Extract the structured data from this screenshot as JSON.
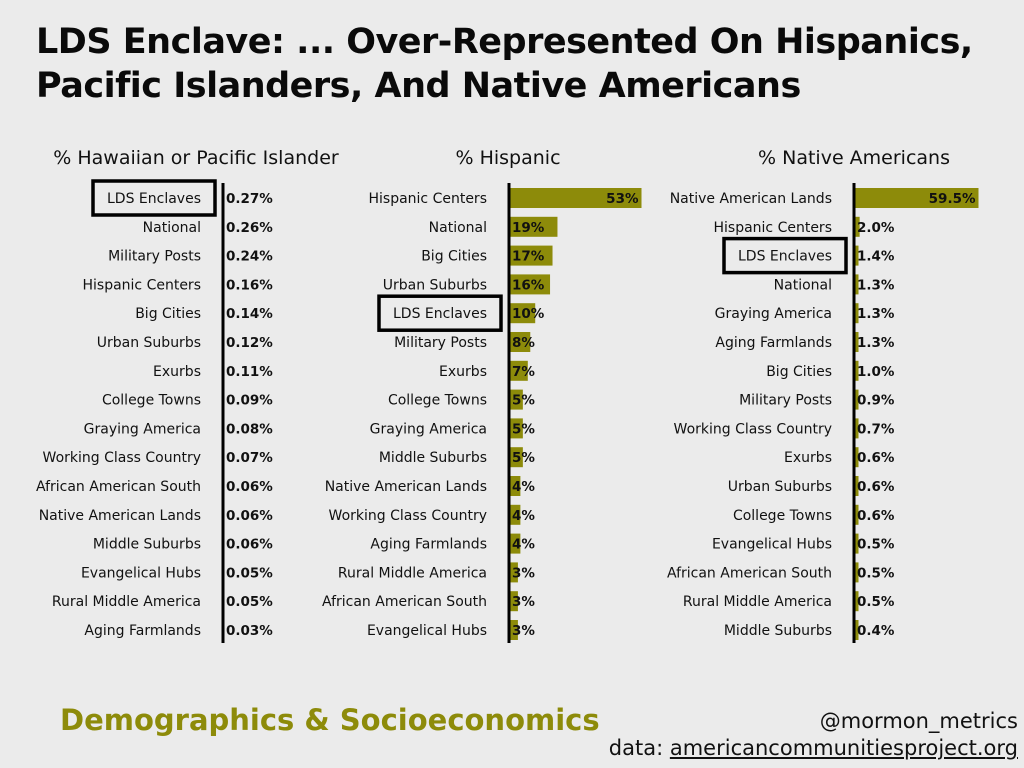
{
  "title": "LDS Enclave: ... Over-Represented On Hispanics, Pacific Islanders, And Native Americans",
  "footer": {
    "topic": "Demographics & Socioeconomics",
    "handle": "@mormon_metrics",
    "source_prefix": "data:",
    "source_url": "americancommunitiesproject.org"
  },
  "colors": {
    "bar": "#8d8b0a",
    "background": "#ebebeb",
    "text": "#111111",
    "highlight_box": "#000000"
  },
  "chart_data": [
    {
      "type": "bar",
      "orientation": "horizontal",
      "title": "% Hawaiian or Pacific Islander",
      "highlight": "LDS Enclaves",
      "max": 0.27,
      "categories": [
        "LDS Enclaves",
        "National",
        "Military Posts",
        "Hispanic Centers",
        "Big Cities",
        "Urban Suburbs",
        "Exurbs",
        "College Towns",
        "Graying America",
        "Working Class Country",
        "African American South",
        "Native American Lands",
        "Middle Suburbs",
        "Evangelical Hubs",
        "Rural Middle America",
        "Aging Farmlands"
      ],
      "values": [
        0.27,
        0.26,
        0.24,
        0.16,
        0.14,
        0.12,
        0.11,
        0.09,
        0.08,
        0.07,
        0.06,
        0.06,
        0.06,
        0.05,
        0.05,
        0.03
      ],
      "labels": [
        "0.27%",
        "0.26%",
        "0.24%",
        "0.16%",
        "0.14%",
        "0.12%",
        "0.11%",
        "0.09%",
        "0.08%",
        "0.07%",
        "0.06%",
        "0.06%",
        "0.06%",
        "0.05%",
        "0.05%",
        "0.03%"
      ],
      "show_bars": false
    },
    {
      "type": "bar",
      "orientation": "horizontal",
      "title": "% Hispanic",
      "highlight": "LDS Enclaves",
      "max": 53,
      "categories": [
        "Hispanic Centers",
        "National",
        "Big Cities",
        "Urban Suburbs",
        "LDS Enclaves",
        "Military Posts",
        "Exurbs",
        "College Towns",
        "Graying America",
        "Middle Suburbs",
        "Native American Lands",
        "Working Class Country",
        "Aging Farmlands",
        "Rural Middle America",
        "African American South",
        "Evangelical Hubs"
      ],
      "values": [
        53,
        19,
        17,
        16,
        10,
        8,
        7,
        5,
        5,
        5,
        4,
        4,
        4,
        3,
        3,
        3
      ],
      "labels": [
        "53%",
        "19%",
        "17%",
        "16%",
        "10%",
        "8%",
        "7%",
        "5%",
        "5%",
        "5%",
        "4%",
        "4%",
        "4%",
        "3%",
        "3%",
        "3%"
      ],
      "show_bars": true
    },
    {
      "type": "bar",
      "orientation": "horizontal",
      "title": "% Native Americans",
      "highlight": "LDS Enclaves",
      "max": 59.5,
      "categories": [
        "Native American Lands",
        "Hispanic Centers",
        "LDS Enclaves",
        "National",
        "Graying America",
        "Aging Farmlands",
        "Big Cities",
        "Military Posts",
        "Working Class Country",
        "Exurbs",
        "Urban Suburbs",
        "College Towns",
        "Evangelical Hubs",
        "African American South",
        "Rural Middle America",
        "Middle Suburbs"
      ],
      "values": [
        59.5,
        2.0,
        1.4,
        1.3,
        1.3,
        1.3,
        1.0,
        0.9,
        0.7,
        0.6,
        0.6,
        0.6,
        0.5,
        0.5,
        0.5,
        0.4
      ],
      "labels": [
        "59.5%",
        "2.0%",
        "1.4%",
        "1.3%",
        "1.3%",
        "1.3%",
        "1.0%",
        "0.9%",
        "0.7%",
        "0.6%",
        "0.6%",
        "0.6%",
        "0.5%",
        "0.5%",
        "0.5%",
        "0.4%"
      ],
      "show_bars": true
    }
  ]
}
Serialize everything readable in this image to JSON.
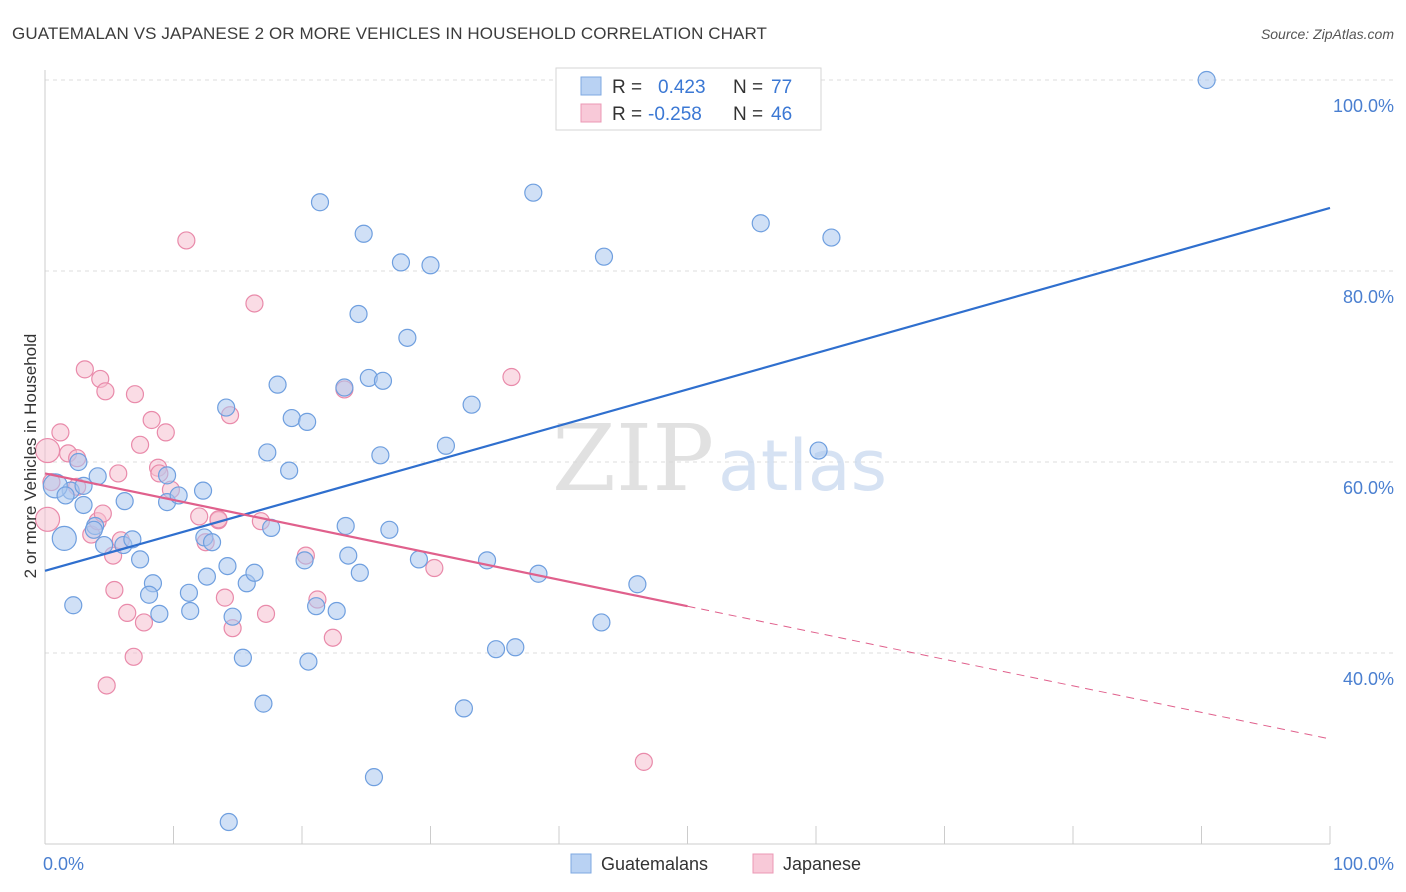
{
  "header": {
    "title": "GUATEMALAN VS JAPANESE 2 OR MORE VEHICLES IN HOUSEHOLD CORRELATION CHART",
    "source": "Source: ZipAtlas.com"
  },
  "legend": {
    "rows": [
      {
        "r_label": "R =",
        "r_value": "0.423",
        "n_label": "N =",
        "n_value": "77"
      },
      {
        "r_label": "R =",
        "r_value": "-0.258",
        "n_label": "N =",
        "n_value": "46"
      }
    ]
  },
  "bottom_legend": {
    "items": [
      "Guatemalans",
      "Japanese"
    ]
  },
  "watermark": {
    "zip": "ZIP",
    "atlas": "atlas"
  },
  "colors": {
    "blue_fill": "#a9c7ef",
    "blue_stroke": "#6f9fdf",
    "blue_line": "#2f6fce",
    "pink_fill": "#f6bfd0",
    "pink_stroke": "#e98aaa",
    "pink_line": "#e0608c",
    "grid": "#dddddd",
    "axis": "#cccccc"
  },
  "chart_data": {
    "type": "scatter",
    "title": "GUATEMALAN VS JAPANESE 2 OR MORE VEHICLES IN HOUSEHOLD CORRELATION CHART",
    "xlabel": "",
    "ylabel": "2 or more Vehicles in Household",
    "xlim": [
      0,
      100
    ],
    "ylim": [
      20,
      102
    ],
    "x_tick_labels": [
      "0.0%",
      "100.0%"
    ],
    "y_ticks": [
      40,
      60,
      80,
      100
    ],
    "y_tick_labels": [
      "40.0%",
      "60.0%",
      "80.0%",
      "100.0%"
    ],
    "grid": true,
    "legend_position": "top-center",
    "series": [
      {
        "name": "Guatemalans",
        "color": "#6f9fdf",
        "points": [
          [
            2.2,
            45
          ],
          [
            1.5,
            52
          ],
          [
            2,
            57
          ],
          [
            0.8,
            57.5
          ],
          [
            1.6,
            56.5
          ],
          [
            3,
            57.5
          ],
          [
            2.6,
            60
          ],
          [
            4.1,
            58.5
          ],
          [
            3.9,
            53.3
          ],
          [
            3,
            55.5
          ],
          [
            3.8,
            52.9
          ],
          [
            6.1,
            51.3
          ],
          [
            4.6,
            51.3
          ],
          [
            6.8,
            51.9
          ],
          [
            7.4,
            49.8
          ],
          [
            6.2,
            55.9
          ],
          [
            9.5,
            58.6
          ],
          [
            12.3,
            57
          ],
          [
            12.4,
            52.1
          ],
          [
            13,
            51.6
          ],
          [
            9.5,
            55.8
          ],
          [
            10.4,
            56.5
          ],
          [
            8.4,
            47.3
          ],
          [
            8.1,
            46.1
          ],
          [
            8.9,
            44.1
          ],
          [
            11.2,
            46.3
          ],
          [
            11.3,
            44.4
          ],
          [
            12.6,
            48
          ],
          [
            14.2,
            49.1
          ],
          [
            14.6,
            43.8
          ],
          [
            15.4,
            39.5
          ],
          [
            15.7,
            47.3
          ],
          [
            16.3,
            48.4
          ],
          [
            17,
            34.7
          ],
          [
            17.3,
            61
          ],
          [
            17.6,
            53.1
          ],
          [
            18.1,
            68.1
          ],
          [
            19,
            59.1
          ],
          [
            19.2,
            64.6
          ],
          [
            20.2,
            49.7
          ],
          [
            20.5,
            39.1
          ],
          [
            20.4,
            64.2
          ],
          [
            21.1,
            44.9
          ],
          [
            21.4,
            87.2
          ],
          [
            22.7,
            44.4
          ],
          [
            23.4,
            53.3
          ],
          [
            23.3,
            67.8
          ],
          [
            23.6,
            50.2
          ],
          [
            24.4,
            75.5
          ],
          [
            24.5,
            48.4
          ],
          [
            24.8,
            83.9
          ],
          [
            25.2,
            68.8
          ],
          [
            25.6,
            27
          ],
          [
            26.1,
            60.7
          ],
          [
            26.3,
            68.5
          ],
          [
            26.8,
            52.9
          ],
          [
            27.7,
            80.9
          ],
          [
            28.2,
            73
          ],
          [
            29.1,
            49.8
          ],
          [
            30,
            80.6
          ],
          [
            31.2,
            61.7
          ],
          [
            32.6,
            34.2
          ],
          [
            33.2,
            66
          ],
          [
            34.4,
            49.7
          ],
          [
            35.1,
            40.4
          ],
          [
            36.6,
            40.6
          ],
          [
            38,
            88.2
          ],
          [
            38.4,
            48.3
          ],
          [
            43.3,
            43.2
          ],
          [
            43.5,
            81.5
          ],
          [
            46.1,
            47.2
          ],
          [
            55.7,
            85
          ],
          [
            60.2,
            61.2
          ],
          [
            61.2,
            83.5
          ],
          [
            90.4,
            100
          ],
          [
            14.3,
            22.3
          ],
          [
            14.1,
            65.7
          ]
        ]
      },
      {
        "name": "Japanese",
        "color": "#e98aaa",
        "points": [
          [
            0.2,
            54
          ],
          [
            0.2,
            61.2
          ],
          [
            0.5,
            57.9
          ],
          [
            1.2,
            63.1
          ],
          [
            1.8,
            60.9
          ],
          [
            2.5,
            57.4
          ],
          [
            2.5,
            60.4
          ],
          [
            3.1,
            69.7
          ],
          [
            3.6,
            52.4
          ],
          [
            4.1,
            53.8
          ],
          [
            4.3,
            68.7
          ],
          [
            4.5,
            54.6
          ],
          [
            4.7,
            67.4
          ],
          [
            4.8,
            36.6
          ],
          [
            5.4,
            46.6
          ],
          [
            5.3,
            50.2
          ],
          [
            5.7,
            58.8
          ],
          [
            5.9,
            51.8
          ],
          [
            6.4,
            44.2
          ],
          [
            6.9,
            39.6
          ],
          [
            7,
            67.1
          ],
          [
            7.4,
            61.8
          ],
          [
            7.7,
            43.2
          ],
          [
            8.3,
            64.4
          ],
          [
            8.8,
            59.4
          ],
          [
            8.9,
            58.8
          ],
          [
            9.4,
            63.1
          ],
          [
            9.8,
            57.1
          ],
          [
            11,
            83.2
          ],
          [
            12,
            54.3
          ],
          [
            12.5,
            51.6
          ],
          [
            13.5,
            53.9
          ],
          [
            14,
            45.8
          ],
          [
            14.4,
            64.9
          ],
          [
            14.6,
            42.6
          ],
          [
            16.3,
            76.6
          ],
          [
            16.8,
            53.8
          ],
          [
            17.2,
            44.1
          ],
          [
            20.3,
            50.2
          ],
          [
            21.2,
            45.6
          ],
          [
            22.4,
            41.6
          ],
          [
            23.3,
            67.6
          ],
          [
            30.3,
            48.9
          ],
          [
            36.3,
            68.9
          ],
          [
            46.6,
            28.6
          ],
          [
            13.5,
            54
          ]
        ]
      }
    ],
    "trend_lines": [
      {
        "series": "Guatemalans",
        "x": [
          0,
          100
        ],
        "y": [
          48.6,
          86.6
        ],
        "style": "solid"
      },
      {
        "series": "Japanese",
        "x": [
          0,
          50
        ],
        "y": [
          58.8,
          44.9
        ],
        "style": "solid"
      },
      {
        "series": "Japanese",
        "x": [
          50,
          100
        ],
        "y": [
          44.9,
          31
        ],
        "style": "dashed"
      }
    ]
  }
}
####################
** Aim of the exercise **
Scan the listing above. Collect all lines with the word "Pacific".

** Solution to this problem **
  "title": "LDS Enclave: ... Over-Represented On Hispanics, Pacific Islanders, And Native Americans",
      "title": "% Hawaiian or Pacific Islander",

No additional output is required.